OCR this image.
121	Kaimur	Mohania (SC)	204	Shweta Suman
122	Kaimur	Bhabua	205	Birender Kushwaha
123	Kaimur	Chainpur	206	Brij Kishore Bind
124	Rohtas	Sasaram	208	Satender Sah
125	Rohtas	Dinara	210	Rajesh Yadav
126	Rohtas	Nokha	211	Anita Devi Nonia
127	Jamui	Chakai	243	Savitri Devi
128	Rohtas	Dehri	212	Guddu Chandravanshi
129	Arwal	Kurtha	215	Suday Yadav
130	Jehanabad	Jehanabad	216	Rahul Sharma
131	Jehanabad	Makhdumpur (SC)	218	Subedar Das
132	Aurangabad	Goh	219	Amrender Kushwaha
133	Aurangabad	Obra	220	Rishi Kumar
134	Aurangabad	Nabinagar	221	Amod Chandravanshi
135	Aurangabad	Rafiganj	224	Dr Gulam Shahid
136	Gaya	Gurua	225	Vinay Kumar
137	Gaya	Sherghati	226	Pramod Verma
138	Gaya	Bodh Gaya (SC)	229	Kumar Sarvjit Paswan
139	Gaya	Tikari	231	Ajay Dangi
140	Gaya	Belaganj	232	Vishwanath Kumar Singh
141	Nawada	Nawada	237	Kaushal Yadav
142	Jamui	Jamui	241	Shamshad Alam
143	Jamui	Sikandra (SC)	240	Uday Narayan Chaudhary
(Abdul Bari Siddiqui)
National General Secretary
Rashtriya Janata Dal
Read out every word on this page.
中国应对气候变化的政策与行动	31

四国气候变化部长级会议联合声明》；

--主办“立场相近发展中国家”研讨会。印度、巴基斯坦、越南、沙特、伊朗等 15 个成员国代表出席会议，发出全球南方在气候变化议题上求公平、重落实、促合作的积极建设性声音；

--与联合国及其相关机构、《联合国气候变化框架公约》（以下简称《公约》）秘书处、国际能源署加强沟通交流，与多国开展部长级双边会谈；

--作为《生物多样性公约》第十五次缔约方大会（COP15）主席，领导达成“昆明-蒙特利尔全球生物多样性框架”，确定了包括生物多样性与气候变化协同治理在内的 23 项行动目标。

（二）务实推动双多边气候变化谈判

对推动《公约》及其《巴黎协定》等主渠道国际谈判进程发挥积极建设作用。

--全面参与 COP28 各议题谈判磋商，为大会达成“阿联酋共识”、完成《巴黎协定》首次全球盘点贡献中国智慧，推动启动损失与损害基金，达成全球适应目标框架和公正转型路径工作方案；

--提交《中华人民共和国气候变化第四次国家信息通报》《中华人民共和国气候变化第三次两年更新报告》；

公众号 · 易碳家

————————

## Problem
Locate the line with "Read out every word on this page." in the entries above; extract it and every line after it, verbatim.

## Right answer
Read out every word on this page.
中国应对气候变化的政策与行动	31

四国气候变化部长级会议联合声明》；

--主办“立场相近发展中国家”研讨会。印度、巴基斯坦、越南、沙特、伊朗等 15 个成员国代表出席会议，发出全球南方在气候变化议题上求公平、重落实、促合作的积极建设性声音；

--与联合国及其相关机构、《联合国气候变化框架公约》（以下简称《公约》）秘书处、国际能源署加强沟通交流，与多国开展部长级双边会谈；

--作为《生物多样性公约》第十五次缔约方大会（COP15）主席，领导达成“昆明-蒙特利尔全球生物多样性框架”，确定了包括生物多样性与气候变化协同治理在内的 23 项行动目标。

（二）务实推动双多边气候变化谈判

对推动《公约》及其《巴黎协定》等主渠道国际谈判进程发挥积极建设作用。

--全面参与 COP28 各议题谈判磋商，为大会达成“阿联酋共识”、完成《巴黎协定》首次全球盘点贡献中国智慧，推动启动损失与损害基金，达成全球适应目标框架和公正转型路径工作方案；

--提交《中华人民共和国气候变化第四次国家信息通报》《中华人民共和国气候变化第三次两年更新报告》；

公众号 · 易碳家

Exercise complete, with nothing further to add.